Exercise directions:
Go through the entries below and retype them exactly, omitting each picture.

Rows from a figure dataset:
━━━━━━

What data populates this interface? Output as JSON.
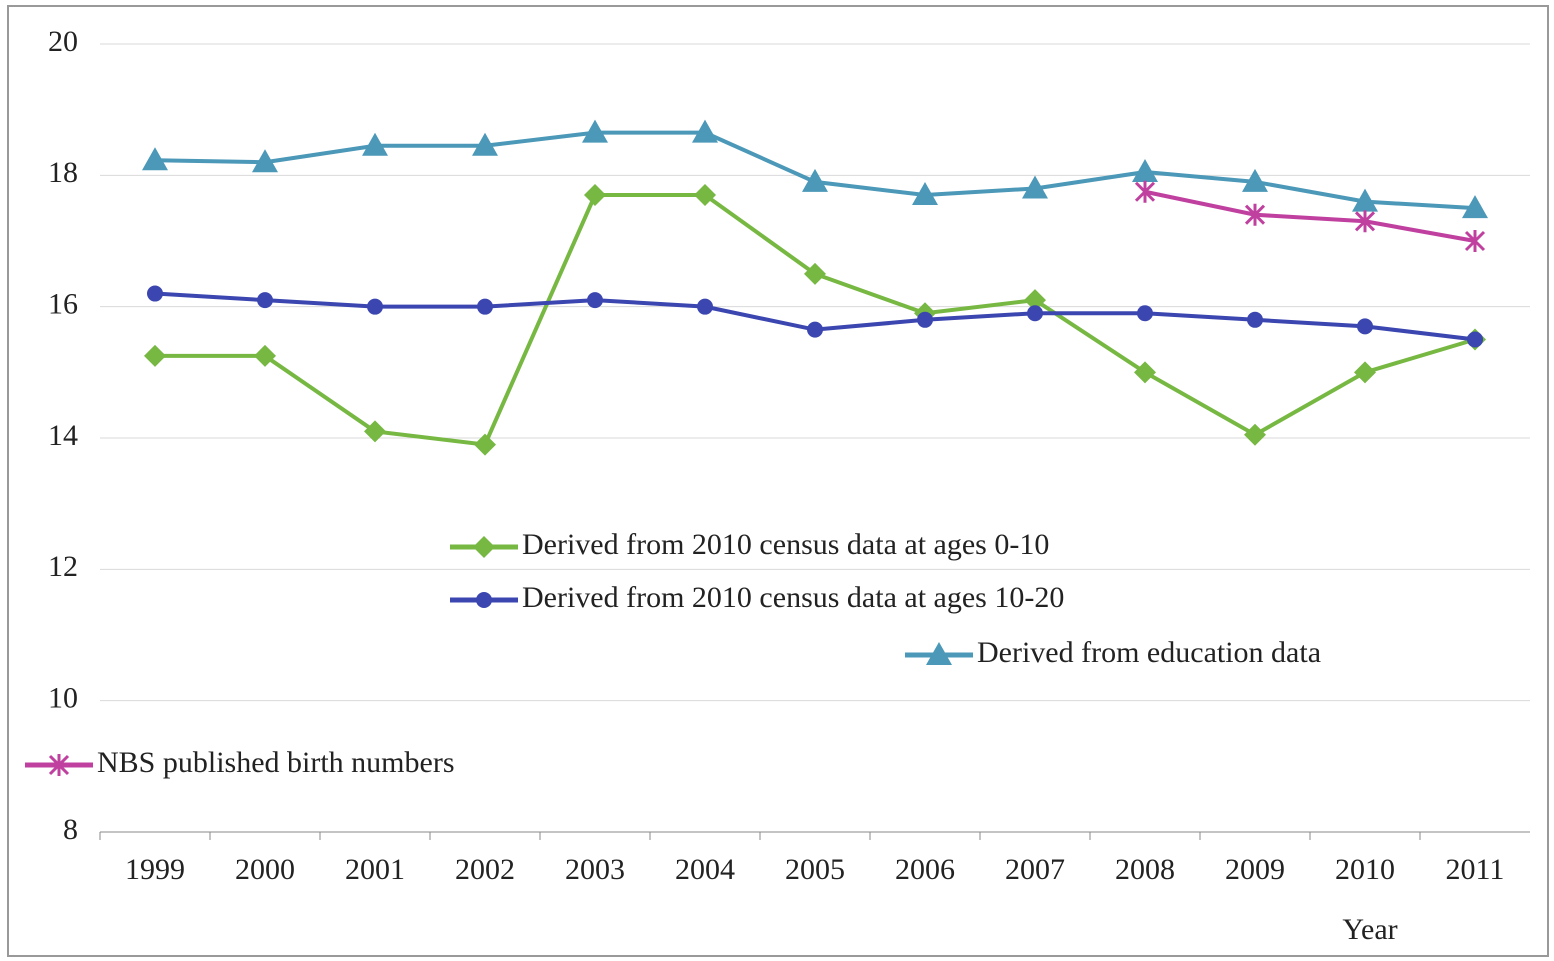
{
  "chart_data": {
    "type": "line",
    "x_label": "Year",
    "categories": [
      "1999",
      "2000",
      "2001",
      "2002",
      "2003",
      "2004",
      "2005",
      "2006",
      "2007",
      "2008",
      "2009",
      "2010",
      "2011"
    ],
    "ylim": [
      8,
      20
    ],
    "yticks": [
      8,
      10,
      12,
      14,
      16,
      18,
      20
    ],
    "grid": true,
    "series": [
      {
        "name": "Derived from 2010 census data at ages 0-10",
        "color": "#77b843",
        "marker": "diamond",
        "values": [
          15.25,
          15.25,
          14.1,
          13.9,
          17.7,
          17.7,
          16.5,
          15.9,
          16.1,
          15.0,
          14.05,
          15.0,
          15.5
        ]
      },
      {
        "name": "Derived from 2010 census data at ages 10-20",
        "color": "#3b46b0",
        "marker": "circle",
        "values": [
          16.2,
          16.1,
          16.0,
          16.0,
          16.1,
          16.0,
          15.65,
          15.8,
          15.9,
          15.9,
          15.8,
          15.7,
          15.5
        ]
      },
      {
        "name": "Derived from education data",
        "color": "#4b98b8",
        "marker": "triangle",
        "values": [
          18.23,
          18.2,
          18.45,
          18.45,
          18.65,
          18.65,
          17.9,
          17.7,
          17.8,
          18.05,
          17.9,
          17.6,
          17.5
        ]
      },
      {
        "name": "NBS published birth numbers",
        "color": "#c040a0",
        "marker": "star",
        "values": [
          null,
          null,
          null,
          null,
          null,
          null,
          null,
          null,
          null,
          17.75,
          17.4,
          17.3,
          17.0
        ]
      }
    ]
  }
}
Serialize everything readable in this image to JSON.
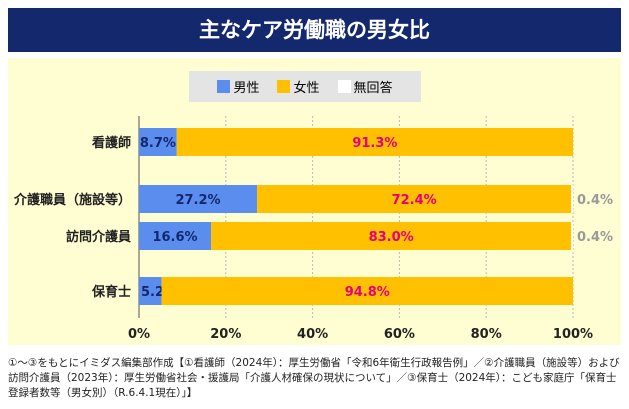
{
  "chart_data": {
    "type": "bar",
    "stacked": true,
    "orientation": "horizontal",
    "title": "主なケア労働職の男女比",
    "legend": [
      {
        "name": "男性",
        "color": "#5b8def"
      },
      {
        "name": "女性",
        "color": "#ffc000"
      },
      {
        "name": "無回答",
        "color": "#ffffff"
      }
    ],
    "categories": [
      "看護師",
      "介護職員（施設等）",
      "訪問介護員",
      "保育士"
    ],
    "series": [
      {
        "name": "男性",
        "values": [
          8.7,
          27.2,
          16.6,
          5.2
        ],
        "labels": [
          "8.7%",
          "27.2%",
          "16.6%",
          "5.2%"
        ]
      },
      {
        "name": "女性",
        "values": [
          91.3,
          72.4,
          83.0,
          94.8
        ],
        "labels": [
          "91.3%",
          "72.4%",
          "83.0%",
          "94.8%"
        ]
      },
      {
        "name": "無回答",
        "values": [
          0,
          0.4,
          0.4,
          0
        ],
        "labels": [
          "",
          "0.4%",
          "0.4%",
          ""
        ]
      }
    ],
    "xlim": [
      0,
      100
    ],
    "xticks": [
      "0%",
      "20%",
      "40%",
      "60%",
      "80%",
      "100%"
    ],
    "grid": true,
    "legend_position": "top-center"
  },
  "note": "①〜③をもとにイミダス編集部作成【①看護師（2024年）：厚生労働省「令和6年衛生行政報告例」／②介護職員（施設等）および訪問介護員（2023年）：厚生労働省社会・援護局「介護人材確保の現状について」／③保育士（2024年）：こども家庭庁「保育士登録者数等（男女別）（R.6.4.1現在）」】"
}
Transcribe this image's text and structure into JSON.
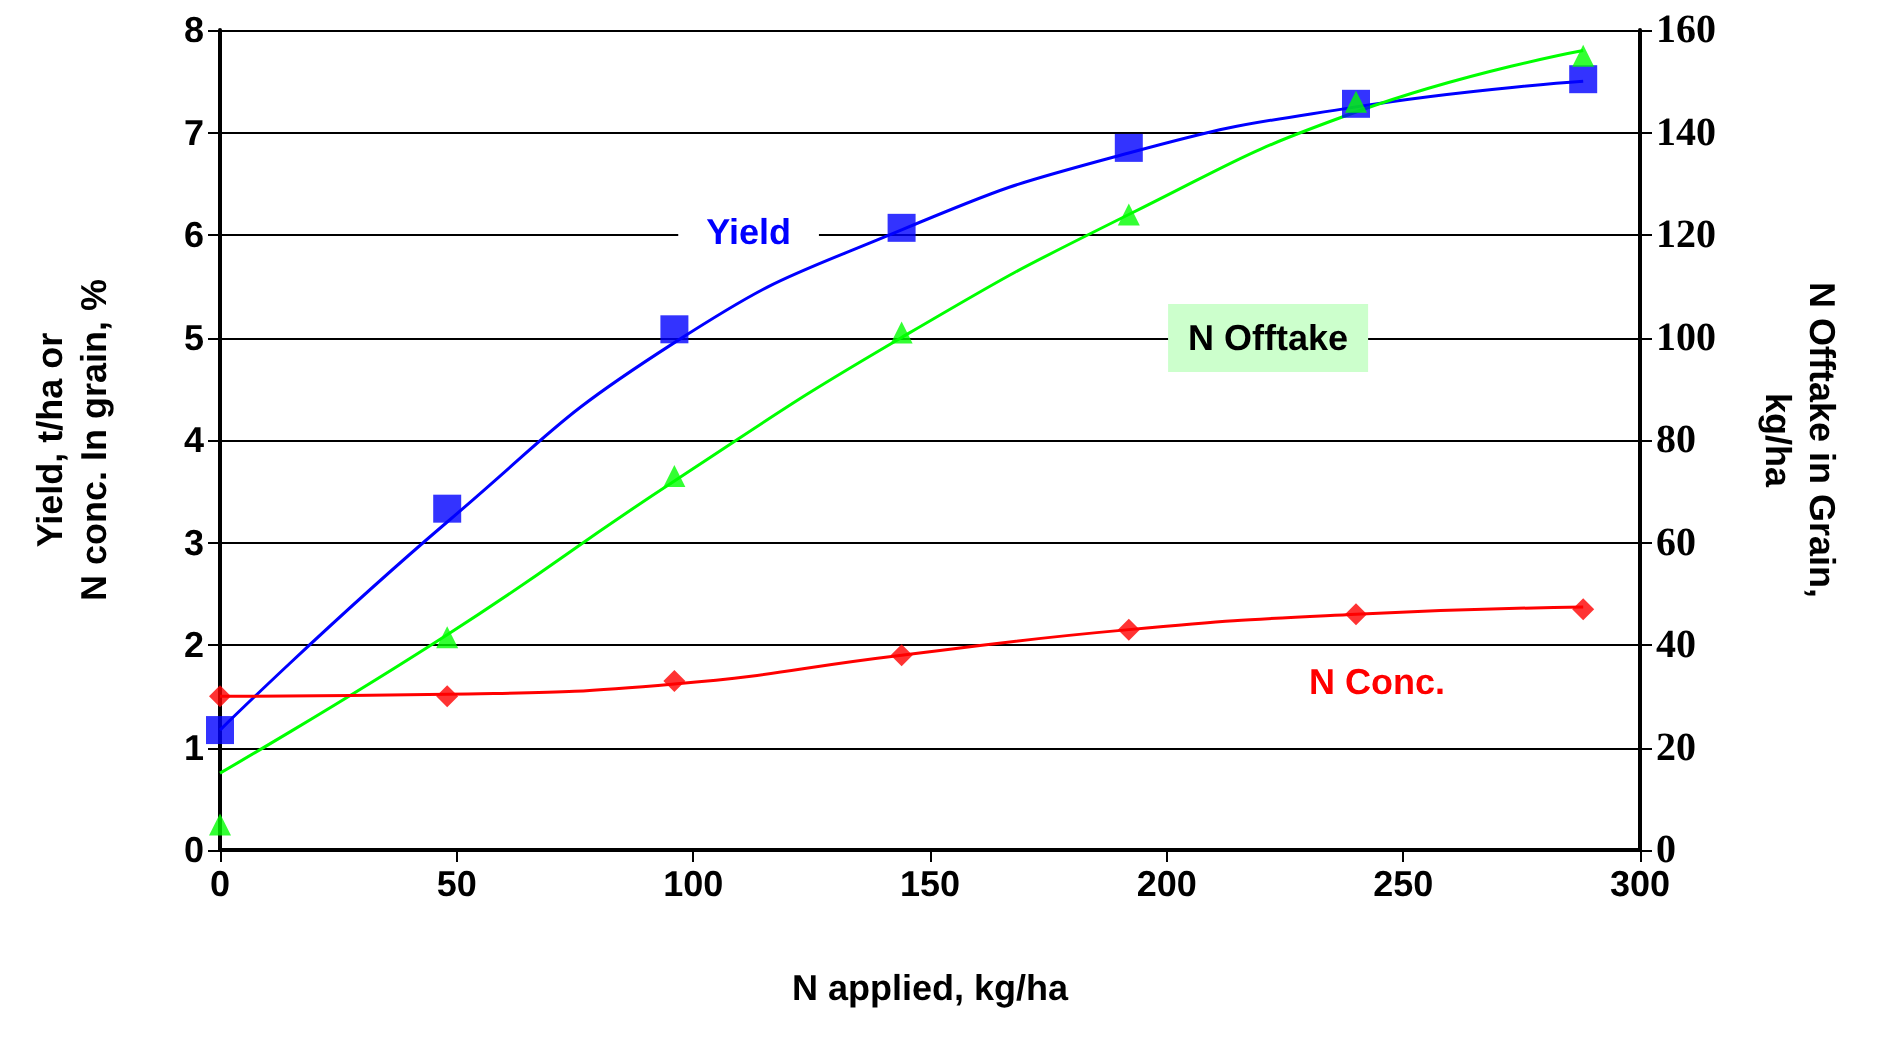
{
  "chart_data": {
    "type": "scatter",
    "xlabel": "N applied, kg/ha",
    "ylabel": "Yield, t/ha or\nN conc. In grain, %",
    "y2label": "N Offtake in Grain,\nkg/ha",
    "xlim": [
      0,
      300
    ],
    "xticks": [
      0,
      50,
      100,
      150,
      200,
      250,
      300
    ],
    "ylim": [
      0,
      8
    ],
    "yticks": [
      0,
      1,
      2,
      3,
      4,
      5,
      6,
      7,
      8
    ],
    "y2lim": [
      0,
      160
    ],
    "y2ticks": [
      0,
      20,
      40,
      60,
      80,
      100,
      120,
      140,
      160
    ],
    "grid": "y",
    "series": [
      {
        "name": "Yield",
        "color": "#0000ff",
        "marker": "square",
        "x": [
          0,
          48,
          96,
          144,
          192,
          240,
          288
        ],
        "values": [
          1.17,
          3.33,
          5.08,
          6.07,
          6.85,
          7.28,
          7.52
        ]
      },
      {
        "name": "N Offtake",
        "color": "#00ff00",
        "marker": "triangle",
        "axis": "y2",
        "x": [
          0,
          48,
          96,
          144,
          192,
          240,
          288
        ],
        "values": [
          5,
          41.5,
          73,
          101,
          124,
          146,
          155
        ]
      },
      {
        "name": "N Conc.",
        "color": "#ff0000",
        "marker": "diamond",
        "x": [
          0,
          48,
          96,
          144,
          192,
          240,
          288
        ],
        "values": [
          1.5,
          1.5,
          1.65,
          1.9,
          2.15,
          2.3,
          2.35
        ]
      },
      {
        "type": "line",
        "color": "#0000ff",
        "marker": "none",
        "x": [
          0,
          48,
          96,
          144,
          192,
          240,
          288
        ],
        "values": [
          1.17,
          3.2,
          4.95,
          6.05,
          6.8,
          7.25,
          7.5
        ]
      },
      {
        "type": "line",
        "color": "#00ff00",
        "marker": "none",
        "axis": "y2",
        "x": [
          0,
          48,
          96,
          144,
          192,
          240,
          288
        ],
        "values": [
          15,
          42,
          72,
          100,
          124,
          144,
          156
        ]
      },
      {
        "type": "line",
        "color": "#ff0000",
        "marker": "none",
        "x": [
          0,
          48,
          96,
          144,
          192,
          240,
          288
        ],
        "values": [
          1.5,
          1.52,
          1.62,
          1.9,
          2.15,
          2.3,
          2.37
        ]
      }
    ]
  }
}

━━━━━━

Worked solution:
What data populates this interface? Output as JSON.
{
  "chart_data": {
    "type": "line",
    "x_label": "Year",
    "categories": [
      "1999",
      "2000",
      "2001",
      "2002",
      "2003",
      "2004",
      "2005",
      "2006",
      "2007",
      "2008",
      "2009",
      "2010",
      "2011"
    ],
    "ylim": [
      8,
      20
    ],
    "yticks": [
      8,
      10,
      12,
      14,
      16,
      18,
      20
    ],
    "grid": true,
    "series": [
      {
        "name": "Derived from 2010 census data at ages 0-10",
        "color": "#77b843",
        "marker": "diamond",
        "values": [
          15.25,
          15.25,
          14.1,
          13.9,
          17.7,
          17.7,
          16.5,
          15.9,
          16.1,
          15.0,
          14.05,
          15.0,
          15.5
        ]
      },
      {
        "name": "Derived from 2010 census data at ages 10-20",
        "color": "#3b46b0",
        "marker": "circle",
        "values": [
          16.2,
          16.1,
          16.0,
          16.0,
          16.1,
          16.0,
          15.65,
          15.8,
          15.9,
          15.9,
          15.8,
          15.7,
          15.5
        ]
      },
      {
        "name": "Derived from education data",
        "color": "#4b98b8",
        "marker": "triangle",
        "values": [
          18.23,
          18.2,
          18.45,
          18.45,
          18.65,
          18.65,
          17.9,
          17.7,
          17.8,
          18.05,
          17.9,
          17.6,
          17.5
        ]
      },
      {
        "name": "NBS published birth numbers",
        "color": "#c040a0",
        "marker": "star",
        "values": [
          null,
          null,
          null,
          null,
          null,
          null,
          null,
          null,
          null,
          17.75,
          17.4,
          17.3,
          17.0
        ]
      }
    ]
  }
}
Serialize everything readable in this image to JSON.
{
  "chart_data": {
    "type": "bar",
    "stacked": true,
    "orientation": "horizontal",
    "title": "主なケア労働職の男女比",
    "legend": [
      {
        "name": "男性",
        "color": "#5b8def"
      },
      {
        "name": "女性",
        "color": "#ffc000"
      },
      {
        "name": "無回答",
        "color": "#ffffff"
      }
    ],
    "categories": [
      "看護師",
      "介護職員（施設等）",
      "訪問介護員",
      "保育士"
    ],
    "series": [
      {
        "name": "男性",
        "values": [
          8.7,
          27.2,
          16.6,
          5.2
        ],
        "labels": [
          "8.7%",
          "27.2%",
          "16.6%",
          "5.2%"
        ]
      },
      {
        "name": "女性",
        "values": [
          91.3,
          72.4,
          83.0,
          94.8
        ],
        "labels": [
          "91.3%",
          "72.4%",
          "83.0%",
          "94.8%"
        ]
      },
      {
        "name": "無回答",
        "values": [
          0,
          0.4,
          0.4,
          0
        ],
        "labels": [
          "",
          "0.4%",
          "0.4%",
          ""
        ]
      }
    ],
    "xlim": [
      0,
      100
    ],
    "xticks": [
      "0%",
      "20%",
      "40%",
      "60%",
      "80%",
      "100%"
    ],
    "grid": true,
    "legend_position": "top-center"
  },
  "note": "①〜③をもとにイミダス編集部作成【①看護師（2024年）：厚生労働省「令和6年衛生行政報告例」／②介護職員（施設等）および訪問介護員（2023年）：厚生労働省社会・援護局「介護人材確保の現状について」／③保育士（2024年）：こども家庭庁「保育士登録者数等（男女別）（R.6.4.1現在）」】"
}
Transcribe this image's text and structure into JSON.
{
  "chart_data": {
    "type": "scatter",
    "xlabel": "N applied, kg/ha",
    "ylabel": "Yield, t/ha or\nN conc. In grain, %",
    "y2label": "N Offtake in Grain,\nkg/ha",
    "xlim": [
      0,
      300
    ],
    "xticks": [
      0,
      50,
      100,
      150,
      200,
      250,
      300
    ],
    "ylim": [
      0,
      8
    ],
    "yticks": [
      0,
      1,
      2,
      3,
      4,
      5,
      6,
      7,
      8
    ],
    "y2lim": [
      0,
      160
    ],
    "y2ticks": [
      0,
      20,
      40,
      60,
      80,
      100,
      120,
      140,
      160
    ],
    "grid": "y",
    "series": [
      {
        "name": "Yield",
        "color": "#0000ff",
        "marker": "square",
        "x": [
          0,
          48,
          96,
          144,
          192,
          240,
          288
        ],
        "values": [
          1.17,
          3.33,
          5.08,
          6.07,
          6.85,
          7.28,
          7.52
        ]
      },
      {
        "name": "N Offtake",
        "color": "#00ff00",
        "marker": "triangle",
        "axis": "y2",
        "x": [
          0,
          48,
          96,
          144,
          192,
          240,
          288
        ],
        "values": [
          5,
          41.5,
          73,
          101,
          124,
          146,
          155
        ]
      },
      {
        "name": "N Conc.",
        "color": "#ff0000",
        "marker": "diamond",
        "x": [
          0,
          48,
          96,
          144,
          192,
          240,
          288
        ],
        "values": [
          1.5,
          1.5,
          1.65,
          1.9,
          2.15,
          2.3,
          2.35
        ]
      },
      {
        "type": "line",
        "color": "#0000ff",
        "marker": "none",
        "x": [
          0,
          48,
          96,
          144,
          192,
          240,
          288
        ],
        "values": [
          1.17,
          3.2,
          4.95,
          6.05,
          6.8,
          7.25,
          7.5
        ]
      },
      {
        "type": "line",
        "color": "#00ff00",
        "marker": "none",
        "axis": "y2",
        "x": [
          0,
          48,
          96,
          144,
          192,
          240,
          288
        ],
        "values": [
          15,
          42,
          72,
          100,
          124,
          144,
          156
        ]
      },
      {
        "type": "line",
        "color": "#ff0000",
        "marker": "none",
        "x": [
          0,
          48,
          96,
          144,
          192,
          240,
          288
        ],
        "values": [
          1.5,
          1.52,
          1.62,
          1.9,
          2.15,
          2.3,
          2.37
        ]
      }
    ]
  }
}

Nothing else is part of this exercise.